#### TASK DESCRIPTION
Reproduce the listing exactly and skip over any pictures.

#### EXTRACTED INFORMATION
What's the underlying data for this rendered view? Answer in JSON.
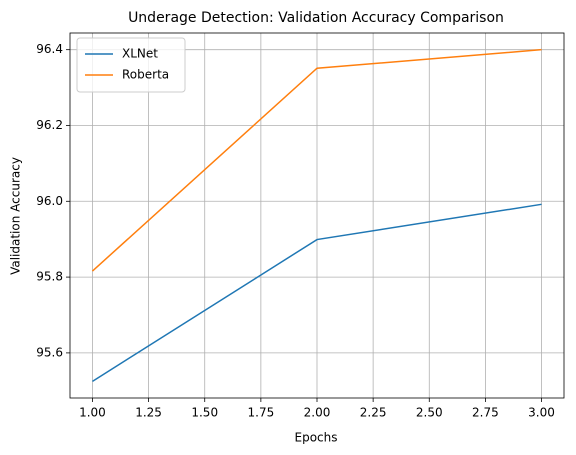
{
  "chart_data": {
    "type": "line",
    "title": "Underage Detection: Validation Accuracy Comparison",
    "x_label": "Epochs",
    "y_label": "Validation Accuracy",
    "x": [
      1,
      2,
      3
    ],
    "series": [
      {
        "name": "XLNet",
        "color": "#1f77b4",
        "values": [
          95.525,
          95.899,
          95.992
        ]
      },
      {
        "name": "Roberta",
        "color": "#ff7f0e",
        "values": [
          95.816,
          96.351,
          96.4
        ]
      }
    ],
    "xlim": [
      0.9,
      3.1
    ],
    "xticks": [
      {
        "value": 1,
        "label": "1.00"
      },
      {
        "value": 1.25,
        "label": "1.25"
      },
      {
        "value": 1.5,
        "label": "1.50"
      },
      {
        "value": 1.75,
        "label": "1.75"
      },
      {
        "value": 2,
        "label": "2.00"
      },
      {
        "value": 2.25,
        "label": "2.25"
      },
      {
        "value": 2.5,
        "label": "2.50"
      },
      {
        "value": 2.75,
        "label": "2.75"
      },
      {
        "value": 3,
        "label": "3.00"
      }
    ],
    "ylim": [
      95.481,
      96.444
    ],
    "yticks": [
      95.6,
      95.8,
      {
        "value": 96,
        "label": "96.0"
      },
      96.2,
      96.4
    ],
    "grid": true,
    "legend": "upper-left"
  }
}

#### SOLUTION TO THIS PROBLEM
What's the underlying data for this rendered view? Answer in JSON.
{
  "chart_data": {
    "type": "line",
    "title": "Underage Detection: Validation Accuracy Comparison",
    "x_label": "Epochs",
    "y_label": "Validation Accuracy",
    "x": [
      1,
      2,
      3
    ],
    "series": [
      {
        "name": "XLNet",
        "color": "#1f77b4",
        "values": [
          95.525,
          95.899,
          95.992
        ]
      },
      {
        "name": "Roberta",
        "color": "#ff7f0e",
        "values": [
          95.816,
          96.351,
          96.4
        ]
      }
    ],
    "xlim": [
      0.9,
      3.1
    ],
    "xticks": [
      {
        "value": 1,
        "label": "1.00"
      },
      {
        "value": 1.25,
        "label": "1.25"
      },
      {
        "value": 1.5,
        "label": "1.50"
      },
      {
        "value": 1.75,
        "label": "1.75"
      },
      {
        "value": 2,
        "label": "2.00"
      },
      {
        "value": 2.25,
        "label": "2.25"
      },
      {
        "value": 2.5,
        "label": "2.50"
      },
      {
        "value": 2.75,
        "label": "2.75"
      },
      {
        "value": 3,
        "label": "3.00"
      }
    ],
    "ylim": [
      95.481,
      96.444
    ],
    "yticks": [
      95.6,
      95.8,
      {
        "value": 96,
        "label": "96.0"
      },
      96.2,
      96.4
    ],
    "grid": true,
    "legend": "upper-left"
  }
}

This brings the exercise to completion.